Set problem: Output everything in the data from its first line down to the line containing "715, 80, 756]", inclusive, reproducing each line verbatim.

Input rows:
-*-*-
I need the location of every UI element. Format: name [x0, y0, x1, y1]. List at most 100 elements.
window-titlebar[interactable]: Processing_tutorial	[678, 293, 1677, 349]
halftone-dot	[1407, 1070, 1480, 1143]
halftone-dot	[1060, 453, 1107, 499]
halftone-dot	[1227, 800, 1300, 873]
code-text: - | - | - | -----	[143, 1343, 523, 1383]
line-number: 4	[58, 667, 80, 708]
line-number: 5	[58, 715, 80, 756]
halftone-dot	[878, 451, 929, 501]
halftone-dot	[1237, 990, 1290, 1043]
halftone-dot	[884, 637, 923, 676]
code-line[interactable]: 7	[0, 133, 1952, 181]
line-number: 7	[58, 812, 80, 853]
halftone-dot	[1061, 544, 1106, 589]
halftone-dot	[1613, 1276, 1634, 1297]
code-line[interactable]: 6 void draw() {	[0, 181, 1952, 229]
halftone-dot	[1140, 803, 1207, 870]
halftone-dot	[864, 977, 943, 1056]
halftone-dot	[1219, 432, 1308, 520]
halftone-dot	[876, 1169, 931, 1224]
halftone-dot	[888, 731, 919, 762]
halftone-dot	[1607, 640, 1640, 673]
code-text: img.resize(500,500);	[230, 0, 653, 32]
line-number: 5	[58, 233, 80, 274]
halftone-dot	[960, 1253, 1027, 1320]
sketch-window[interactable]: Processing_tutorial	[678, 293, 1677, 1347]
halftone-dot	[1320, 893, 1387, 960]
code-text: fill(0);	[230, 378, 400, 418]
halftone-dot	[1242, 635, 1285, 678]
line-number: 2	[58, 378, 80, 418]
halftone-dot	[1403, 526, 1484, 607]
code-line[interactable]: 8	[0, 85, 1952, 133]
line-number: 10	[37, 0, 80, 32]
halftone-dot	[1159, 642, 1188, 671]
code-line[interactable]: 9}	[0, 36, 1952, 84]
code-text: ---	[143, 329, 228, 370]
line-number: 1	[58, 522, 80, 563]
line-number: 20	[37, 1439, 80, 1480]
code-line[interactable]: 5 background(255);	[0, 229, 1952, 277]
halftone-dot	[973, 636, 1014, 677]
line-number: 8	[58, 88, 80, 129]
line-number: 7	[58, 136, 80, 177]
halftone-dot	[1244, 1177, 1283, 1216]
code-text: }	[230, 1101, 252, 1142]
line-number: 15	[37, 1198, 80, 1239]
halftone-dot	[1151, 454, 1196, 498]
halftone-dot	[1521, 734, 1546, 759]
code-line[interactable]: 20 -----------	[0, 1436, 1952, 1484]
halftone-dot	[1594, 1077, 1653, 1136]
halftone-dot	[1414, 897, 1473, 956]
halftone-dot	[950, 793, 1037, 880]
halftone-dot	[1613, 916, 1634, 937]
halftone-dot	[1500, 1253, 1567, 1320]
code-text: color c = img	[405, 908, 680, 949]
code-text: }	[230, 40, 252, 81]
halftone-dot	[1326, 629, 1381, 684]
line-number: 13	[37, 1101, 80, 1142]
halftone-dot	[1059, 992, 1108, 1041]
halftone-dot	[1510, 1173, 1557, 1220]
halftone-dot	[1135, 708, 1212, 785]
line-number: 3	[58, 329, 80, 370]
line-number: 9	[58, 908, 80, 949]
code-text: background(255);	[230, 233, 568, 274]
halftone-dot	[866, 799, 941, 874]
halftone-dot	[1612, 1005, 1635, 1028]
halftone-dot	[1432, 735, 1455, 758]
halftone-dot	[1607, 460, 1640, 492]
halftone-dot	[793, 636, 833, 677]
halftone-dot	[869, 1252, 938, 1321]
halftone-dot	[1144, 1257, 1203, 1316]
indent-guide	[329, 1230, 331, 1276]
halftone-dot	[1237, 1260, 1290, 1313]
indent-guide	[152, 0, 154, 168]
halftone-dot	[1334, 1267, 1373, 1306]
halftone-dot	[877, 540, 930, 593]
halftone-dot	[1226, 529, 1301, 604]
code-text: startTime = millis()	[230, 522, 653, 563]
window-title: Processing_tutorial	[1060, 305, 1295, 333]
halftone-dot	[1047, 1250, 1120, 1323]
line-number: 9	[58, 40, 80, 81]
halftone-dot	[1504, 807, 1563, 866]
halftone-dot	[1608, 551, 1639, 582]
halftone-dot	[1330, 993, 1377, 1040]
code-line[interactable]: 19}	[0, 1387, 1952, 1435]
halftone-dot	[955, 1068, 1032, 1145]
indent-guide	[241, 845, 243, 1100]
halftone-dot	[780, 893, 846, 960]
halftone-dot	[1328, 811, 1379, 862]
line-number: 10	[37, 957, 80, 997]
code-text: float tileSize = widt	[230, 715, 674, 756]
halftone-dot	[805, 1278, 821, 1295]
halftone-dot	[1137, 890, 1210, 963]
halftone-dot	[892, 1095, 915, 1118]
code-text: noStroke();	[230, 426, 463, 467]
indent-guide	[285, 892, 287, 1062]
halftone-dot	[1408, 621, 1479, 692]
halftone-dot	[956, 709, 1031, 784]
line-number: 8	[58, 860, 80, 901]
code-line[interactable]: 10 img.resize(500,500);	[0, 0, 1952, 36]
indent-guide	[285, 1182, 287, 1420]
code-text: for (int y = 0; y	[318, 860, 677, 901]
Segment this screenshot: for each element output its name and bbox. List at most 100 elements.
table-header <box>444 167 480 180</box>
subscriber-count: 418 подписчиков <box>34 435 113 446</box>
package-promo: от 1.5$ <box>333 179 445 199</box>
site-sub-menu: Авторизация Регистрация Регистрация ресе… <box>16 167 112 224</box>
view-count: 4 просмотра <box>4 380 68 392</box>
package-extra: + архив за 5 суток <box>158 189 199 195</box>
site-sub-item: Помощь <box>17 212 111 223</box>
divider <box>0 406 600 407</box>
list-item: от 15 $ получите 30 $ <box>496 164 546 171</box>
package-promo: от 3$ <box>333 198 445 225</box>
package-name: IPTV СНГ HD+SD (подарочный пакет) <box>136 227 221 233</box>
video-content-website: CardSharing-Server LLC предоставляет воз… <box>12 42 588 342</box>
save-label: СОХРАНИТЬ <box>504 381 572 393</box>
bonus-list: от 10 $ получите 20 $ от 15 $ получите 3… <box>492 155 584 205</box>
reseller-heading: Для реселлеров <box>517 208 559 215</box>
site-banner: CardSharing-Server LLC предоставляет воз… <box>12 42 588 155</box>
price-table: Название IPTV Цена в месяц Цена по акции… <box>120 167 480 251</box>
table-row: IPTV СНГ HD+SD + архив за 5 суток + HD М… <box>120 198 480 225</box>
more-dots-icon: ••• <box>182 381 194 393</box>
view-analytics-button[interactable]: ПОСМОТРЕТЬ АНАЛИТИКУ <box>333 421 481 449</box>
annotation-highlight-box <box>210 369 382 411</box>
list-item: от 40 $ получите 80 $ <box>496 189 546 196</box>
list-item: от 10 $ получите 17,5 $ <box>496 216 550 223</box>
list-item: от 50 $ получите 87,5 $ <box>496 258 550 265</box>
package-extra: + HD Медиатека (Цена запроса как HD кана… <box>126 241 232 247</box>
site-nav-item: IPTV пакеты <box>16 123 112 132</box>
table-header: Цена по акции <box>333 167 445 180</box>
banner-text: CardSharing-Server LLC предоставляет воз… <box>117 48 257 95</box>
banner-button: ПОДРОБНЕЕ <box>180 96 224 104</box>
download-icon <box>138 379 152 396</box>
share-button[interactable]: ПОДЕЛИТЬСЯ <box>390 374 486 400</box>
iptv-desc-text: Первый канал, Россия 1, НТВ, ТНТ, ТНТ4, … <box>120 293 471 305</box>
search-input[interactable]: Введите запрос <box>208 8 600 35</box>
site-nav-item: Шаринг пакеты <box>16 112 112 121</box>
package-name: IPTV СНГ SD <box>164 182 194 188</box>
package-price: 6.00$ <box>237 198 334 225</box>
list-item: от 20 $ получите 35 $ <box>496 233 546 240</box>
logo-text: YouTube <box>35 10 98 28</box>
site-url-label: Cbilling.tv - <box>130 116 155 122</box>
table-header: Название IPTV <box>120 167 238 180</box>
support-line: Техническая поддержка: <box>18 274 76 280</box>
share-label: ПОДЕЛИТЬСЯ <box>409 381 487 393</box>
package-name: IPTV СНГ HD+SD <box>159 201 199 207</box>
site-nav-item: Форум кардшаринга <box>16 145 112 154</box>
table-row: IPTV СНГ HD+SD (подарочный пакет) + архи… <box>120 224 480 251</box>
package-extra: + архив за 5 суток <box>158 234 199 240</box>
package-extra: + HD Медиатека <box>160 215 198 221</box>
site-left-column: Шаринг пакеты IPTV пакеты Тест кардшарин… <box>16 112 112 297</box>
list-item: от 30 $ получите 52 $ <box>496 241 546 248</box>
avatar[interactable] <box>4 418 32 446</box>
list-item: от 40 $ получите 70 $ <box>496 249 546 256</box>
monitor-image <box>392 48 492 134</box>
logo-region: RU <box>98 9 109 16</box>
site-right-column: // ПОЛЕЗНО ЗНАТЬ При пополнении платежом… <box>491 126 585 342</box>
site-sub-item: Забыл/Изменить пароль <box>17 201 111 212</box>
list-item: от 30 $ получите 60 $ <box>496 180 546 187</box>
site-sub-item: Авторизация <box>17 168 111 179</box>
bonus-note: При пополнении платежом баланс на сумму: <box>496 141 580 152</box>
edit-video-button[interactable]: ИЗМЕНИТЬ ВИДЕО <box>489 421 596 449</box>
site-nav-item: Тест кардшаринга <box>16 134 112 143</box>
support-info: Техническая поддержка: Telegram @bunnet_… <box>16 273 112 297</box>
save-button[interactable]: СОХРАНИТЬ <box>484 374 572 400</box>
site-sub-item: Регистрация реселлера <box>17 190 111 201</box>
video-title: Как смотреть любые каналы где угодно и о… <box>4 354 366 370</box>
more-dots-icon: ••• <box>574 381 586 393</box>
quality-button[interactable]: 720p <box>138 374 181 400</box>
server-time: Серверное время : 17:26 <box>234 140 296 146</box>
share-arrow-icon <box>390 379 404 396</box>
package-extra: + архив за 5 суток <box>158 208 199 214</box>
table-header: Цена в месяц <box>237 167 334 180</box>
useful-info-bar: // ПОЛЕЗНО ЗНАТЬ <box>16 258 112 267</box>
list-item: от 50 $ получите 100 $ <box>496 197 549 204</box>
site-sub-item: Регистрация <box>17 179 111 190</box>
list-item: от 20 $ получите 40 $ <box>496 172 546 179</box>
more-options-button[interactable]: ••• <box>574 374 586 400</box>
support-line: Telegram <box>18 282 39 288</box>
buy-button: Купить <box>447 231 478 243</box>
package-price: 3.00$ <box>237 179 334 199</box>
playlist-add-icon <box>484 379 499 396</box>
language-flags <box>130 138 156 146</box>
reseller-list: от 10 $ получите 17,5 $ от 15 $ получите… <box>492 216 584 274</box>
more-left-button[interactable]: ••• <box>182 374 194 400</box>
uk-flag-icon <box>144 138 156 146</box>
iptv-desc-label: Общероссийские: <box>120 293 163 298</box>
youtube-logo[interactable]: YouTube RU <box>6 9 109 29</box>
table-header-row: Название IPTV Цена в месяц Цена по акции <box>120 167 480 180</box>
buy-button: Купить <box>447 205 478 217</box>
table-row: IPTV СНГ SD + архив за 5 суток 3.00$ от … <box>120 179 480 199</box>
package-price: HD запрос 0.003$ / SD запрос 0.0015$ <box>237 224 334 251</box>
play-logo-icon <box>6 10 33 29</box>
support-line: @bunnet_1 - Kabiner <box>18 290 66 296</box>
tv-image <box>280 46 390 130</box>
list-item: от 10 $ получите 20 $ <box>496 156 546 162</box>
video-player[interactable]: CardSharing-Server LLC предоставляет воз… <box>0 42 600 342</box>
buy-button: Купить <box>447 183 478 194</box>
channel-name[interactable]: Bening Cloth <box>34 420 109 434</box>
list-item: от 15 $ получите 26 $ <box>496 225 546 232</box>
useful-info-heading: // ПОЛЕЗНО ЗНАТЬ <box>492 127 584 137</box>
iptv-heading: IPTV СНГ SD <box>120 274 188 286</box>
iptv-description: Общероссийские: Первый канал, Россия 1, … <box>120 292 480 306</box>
-*-*-
Solution for this exercise:
I need the location of every UI element. Format: name [x0, y0, x1, y1]. List at most 100 elements.
window-titlebar[interactable]: Processing_tutorial	[678, 293, 1677, 349]
halftone-dot	[1407, 1070, 1480, 1143]
halftone-dot	[1060, 453, 1107, 499]
halftone-dot	[1227, 800, 1300, 873]
code-text: - | - | - | -----	[143, 1343, 523, 1383]
line-number: 4	[58, 667, 80, 708]
line-number: 5	[58, 715, 80, 756]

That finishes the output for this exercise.